TASK REQUIREMENTS →
Pick out the lines below that contain the string "intérêt" and copy them all.

(RECORDS FOR THE EXERCISE begins)

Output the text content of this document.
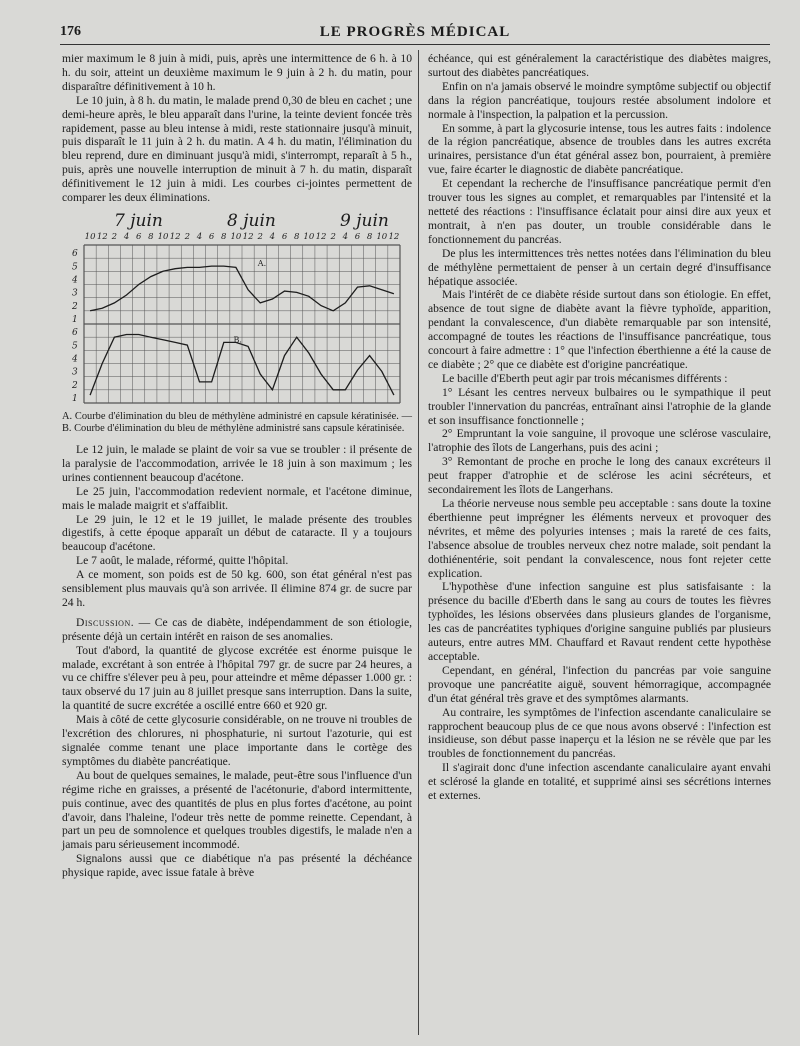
176	LE PROGRÈS MÉDICAL

mier maximum le 8 juin à midi, puis, après une intermittence de 6 h. à 10 h. du soir, atteint un deuxième maximum le 9 juin à 2 h. du matin, pour disparaître définitivement à 10 h.

Le 10 juin, à 8 h. du matin, le malade prend 0,30 de bleu en cachet ; une demi-heure après, le bleu apparaît dans l'urine, la teinte devient foncée très rapidement, passe au bleu intense à midi, reste stationnaire jusqu'à minuit, puis disparaît le 11 juin à 2 h. du matin. A 4 h. du matin, l'élimination du bleu reprend, dure en diminuant jusqu'à midi, s'interrompt, reparaît à 5 h., puis, après une nouvelle interruption de minuit à 7 h. du matin, disparaît définitivement le 12 juin à midi. Les courbes ci-jointes permettent de comparer les deux éliminations.

7 juin	8 juin	9 juin
10 12 2 4 6 8 10 12 2 4 6 8 10 12 2 4 6 8 10 12 2 4 6 8 10 12
6
5
4
3
2
1
6
5
4
3
2
1
A.
B.
A. Courbe d'élimination du bleu de méthylène administré en capsule kératinisée. — B. Courbe d'élimination du bleu de méthylène administré sans capsule kératinisée.

Le 12 juin, le malade se plaint de voir sa vue se troubler : il présente de la paralysie de l'accommodation, arrivée le 18 juin à son maximum ; les urines contiennent beaucoup d'acétone.

Le 25 juin, l'accommodation redevient normale, et l'acétone diminue, mais le malade maigrit et s'affaiblit.

Le 29 juin, le 12 et le 19 juillet, le malade présente des troubles digestifs, à cette époque apparaît un début de cataracte. Il y a toujours beaucoup d'acétone.

Le 7 août, le malade, réformé, quitte l'hôpital.

A ce moment, son poids est de 50 kg. 600, son état général n'est pas sensiblement plus mauvais qu'à son arrivée. Il élimine 874 gr. de sucre par 24 h.

Discussion. — Ce cas de diabète, indépendamment de son étiologie, présente déjà un certain intérêt en raison de ses anomalies.

Tout d'abord, la quantité de glycose excrétée est énorme puisque le malade, excrétant à son entrée à l'hôpital 797 gr. de sucre par 24 heures, a vu ce chiffre s'élever peu à peu, pour atteindre et même dépasser 1.000 gr. : taux observé du 17 juin au 8 juillet presque sans interruption. Dans la suite, la quantité de sucre excrétée a oscillé entre 660 et 920 gr.

Mais à côté de cette glycosurie considérable, on ne trouve ni troubles de l'excrétion des chlorures, ni phosphaturie, ni surtout l'azoturie, qui est signalée comme tenant une place importante dans le cortège des symptômes du diabète pancréatique.

Au bout de quelques semaines, le malade, peut-être sous l'influence d'un régime riche en graisses, a présenté de l'acétonurie, d'abord intermittente, puis continue, avec des quantités de plus en plus fortes d'acétone, au point d'avoir, dans l'haleine, l'odeur très nette de pomme reinette. Cependant, à part un peu de somnolence et quelques troubles digestifs, le malade n'en a jamais paru sérieusement incommodé.

Signalons aussi que ce diabétique n'a pas présenté la déchéance physique rapide, avec issue fatale à brève

échéance, qui est généralement la caractéristique des diabètes maigres, surtout des diabètes pancréatiques.

Enfin on n'a jamais observé le moindre symptôme subjectif ou objectif dans la région pancréatique, toujours restée absolument indolore et normale à l'inspection, la palpation et la percussion.

En somme, à part la glycosurie intense, tous les autres faits : indolence de la région pancréatique, absence de troubles dans les autres excréta urinaires, persistance d'un état général assez bon, pourraient, à première vue, faire écarter le diagnostic de diabète pancréatique.

Et cependant la recherche de l'insuffisance pancréatique permit d'en trouver tous les signes au complet, et remarquables par l'intensité et la netteté des réactions : l'insuffisance éclatait pour ainsi dire aux yeux et montrait, à n'en pas douter, un trouble considérable dans le fonctionnement du pancréas.

De plus les intermittences très nettes notées dans l'élimination du bleu de méthylène permettaient de penser à un certain degré d'insuffisance hépatique associée.

Mais l'intérêt de ce diabète réside surtout dans son étiologie. En effet, absence de tout signe de diabète avant la fièvre typhoïde, apparition, pendant la convalescence, d'un diabète remarquable par son intensité, accompagné de toutes les réactions de l'insuffisance pancréatique, tous concourt à faire admettre : 1° que l'infection éberthienne a été la cause de ce diabète ; 2° que ce diabète est d'origine pancréatique.

Le bacille d'Eberth peut agir par trois mécanismes différents :

1° Lésant les centres nerveux bulbaires ou le sympathique il peut troubler l'innervation du pancréas, entraînant ainsi l'atrophie de la glande et son insuffisance fonctionnelle ;

2° Empruntant la voie sanguine, il provoque une sclérose vasculaire, l'atrophie des îlots de Langerhans, puis des acini ;

3° Remontant de proche en proche le long des canaux excréteurs il peut frapper d'atrophie et de sclérose les acini sécréteurs, et secondairement les îlots de Langerhans.

La théorie nerveuse nous semble peu acceptable : sans doute la toxine éberthienne peut imprégner les éléments nerveux et provoquer des névrites, et même des polyuries intenses ; mais la rareté de ces faits, l'absence absolue de troubles nerveux chez notre malade, soit pendant la dothiénentérie, soit pendant la convalescence, nous font rejeter cette explication.

L'hypothèse d'une infection sanguine est plus satisfaisante : la présence du bacille d'Eberth dans le sang au cours de toutes les fièvres typhoïdes, les lésions observées dans plusieurs glandes de l'organisme, les cas de pancréatites typhiques d'origine sanguine publiés par plusieurs auteurs, entre autres MM. Chauffard et Ravaut rendent cette hypothèse acceptable.

Cependant, en général, l'infection du pancréas par voie sanguine provoque une pancréatite aiguë, souvent hémorragique, accompagnée d'un état général très grave et des symptômes alarmants.

Au contraire, les symptômes de l'infection ascendante canaliculaire se rapprochent beaucoup plus de ce que nous avons observé : l'infection est insidieuse, son début passe inaperçu et la lésion ne se révèle que par les troubles de fonctionnement du pancréas.

Il s'agirait donc d'une infection ascendante canaliculaire ayant envahi et sclérosé la glande en totalité, et supprimé ainsi ses sécrétions internes et externes.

(RECORDS FOR THE EXERCISE ends)

ANSWER FOR THE TASK →
Discussion. — Ce cas de diabète, indépendamment de son étiologie, présente déjà un certain intérêt en raison de ses anomalies.
Mais l'intérêt de ce diabète réside surtout dans son étiologie. En effet, absence de tout signe de diabète avant la fièvre typhoïde, apparition, pendant la convalescence, d'un diabète remarquable par son intensité, accompagné de toutes les réactions de l'insuffisance pancréatique, tous concourt à faire admettre : 1° que l'infection éberthienne a été la cause de ce diabète ; 2° que ce diabète est d'origine pancréatique.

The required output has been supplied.